## Directions
Of all the lines in the material, how many include the word "title"? Give only the number.

## Data supplied
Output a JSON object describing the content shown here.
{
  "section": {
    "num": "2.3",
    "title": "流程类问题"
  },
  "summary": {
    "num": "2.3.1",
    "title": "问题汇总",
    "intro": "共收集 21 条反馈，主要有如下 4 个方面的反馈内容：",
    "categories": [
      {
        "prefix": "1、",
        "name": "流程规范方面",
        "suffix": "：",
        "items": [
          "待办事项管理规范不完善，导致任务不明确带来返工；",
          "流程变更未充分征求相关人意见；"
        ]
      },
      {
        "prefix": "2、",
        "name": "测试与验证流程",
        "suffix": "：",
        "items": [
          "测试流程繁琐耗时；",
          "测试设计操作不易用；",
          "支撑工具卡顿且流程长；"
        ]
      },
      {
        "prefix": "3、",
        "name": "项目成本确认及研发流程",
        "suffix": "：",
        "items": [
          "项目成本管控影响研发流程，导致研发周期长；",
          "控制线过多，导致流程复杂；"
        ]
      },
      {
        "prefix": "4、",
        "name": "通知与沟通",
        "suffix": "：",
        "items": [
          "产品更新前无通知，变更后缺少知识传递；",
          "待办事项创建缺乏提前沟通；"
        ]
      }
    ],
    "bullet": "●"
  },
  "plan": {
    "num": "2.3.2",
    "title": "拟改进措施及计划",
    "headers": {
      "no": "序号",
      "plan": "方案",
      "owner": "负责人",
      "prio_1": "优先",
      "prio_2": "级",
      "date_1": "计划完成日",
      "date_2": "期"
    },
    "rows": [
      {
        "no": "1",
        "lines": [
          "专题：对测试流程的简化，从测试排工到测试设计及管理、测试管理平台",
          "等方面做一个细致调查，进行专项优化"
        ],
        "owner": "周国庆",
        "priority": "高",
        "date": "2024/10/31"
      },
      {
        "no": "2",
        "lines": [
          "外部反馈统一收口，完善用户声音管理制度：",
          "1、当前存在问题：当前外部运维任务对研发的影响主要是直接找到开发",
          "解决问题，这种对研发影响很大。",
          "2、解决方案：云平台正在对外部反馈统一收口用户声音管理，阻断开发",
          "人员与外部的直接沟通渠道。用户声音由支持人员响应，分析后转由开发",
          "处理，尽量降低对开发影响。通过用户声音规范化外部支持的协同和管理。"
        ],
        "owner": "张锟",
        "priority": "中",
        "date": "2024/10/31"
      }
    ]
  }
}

## Task solution
3